▶ **Given records**
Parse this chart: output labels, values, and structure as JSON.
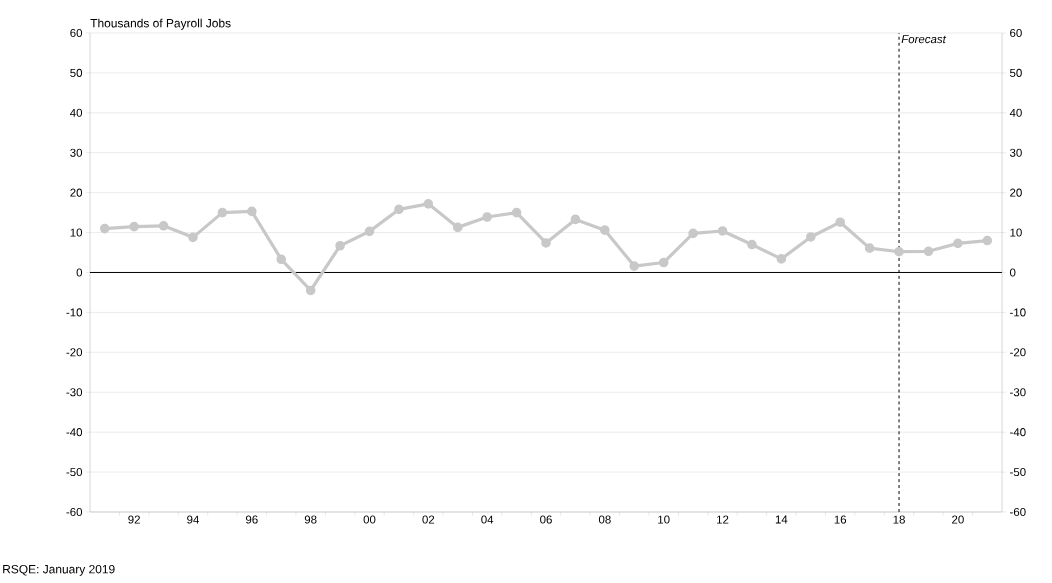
{
  "chart_data": {
    "type": "line",
    "ylabel": "Thousands of Payroll Jobs",
    "annotations": [
      "RSQE: January 2019"
    ],
    "x": [
      1991,
      1992,
      1993,
      1994,
      1995,
      1996,
      1997,
      1998,
      1999,
      2000,
      2001,
      2002,
      2003,
      2004,
      2005,
      2006,
      2007,
      2008,
      2009,
      2010,
      2011,
      2012,
      2013,
      2014,
      2015,
      2016,
      2017,
      2018,
      2019,
      2020,
      2021
    ],
    "series": [
      {
        "color": "#c8c8c8",
        "values": [
          11,
          11.5,
          11.7,
          8.8,
          15,
          15.3,
          3.3,
          -4.5,
          6.7,
          10.3,
          15.8,
          17.2,
          11.3,
          13.9,
          15,
          7.4,
          13.3,
          10.6,
          1.6,
          2.5,
          9.8,
          10.4,
          7,
          3.4,
          8.9,
          12.6,
          6.1,
          5.2,
          5.3,
          7.3,
          8
        ]
      }
    ],
    "marker": "circle",
    "xlim": [
      1990.5,
      2021.5
    ],
    "xticks": [
      {
        "value": 1992,
        "label": "92"
      },
      {
        "value": 1994,
        "label": "94"
      },
      {
        "value": 1996,
        "label": "96"
      },
      {
        "value": 1998,
        "label": "98"
      },
      {
        "value": 2000,
        "label": "00"
      },
      {
        "value": 2002,
        "label": "02"
      },
      {
        "value": 2004,
        "label": "04"
      },
      {
        "value": 2006,
        "label": "06"
      },
      {
        "value": 2008,
        "label": "08"
      },
      {
        "value": 2010,
        "label": "10"
      },
      {
        "value": 2012,
        "label": "12"
      },
      {
        "value": 2014,
        "label": "14"
      },
      {
        "value": 2016,
        "label": "16"
      },
      {
        "value": 2018,
        "label": "18"
      },
      {
        "value": 2020,
        "label": "20"
      },
      {
        "value": 1991.5,
        "label": null
      },
      {
        "value": 1992.5,
        "label": null
      },
      {
        "value": 1993.5,
        "label": null
      },
      {
        "value": 1994.5,
        "label": null
      },
      {
        "value": 1995.5,
        "label": null
      },
      {
        "value": 1996.5,
        "label": null
      },
      {
        "value": 1997.5,
        "label": null
      },
      {
        "value": 1998.5,
        "label": null
      },
      {
        "value": 1999.5,
        "label": null
      },
      {
        "value": 2000.5,
        "label": null
      },
      {
        "value": 2001.5,
        "label": null
      },
      {
        "value": 2002.5,
        "label": null
      },
      {
        "value": 2003.5,
        "label": null
      },
      {
        "value": 2004.5,
        "label": null
      },
      {
        "value": 2005.5,
        "label": null
      },
      {
        "value": 2006.5,
        "label": null
      },
      {
        "value": 2007.5,
        "label": null
      },
      {
        "value": 2008.5,
        "label": null
      },
      {
        "value": 2009.5,
        "label": null
      },
      {
        "value": 2010.5,
        "label": null
      },
      {
        "value": 2011.5,
        "label": null
      },
      {
        "value": 2012.5,
        "label": null
      },
      {
        "value": 2013.5,
        "label": null
      },
      {
        "value": 2014.5,
        "label": null
      },
      {
        "value": 2015.5,
        "label": null
      },
      {
        "value": 2016.5,
        "label": null
      },
      {
        "value": 2017.5,
        "label": null
      },
      {
        "value": 2018.5,
        "label": null
      },
      {
        "value": 2019.5,
        "label": null
      },
      {
        "value": 2020.5,
        "label": null
      }
    ],
    "ylim": [
      -60,
      60
    ],
    "yticks": [
      -60,
      -50,
      -40,
      -30,
      -20,
      -10,
      0,
      10,
      20,
      30,
      40,
      50,
      60
    ],
    "y2lim": [
      -60,
      60
    ],
    "y2ticks": [
      -60,
      -50,
      -40,
      -30,
      -20,
      -10,
      0,
      10,
      20,
      30,
      40,
      50,
      60
    ],
    "grid": "y",
    "ref_lines": [
      {
        "axis": "y",
        "value": 0,
        "color": "#000000",
        "line_style": "solid"
      },
      {
        "axis": "x",
        "value": 2018,
        "label": "Forecast",
        "color": "#000000",
        "line_style": "dashed"
      }
    ]
  }
}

▶ **Work instructions**
Using the listing above, pick out each line that contains the word "values", then copy it.

▶ **Response to this task**
Parse this chart: output labels, values, and structure as JSON.
        "values": [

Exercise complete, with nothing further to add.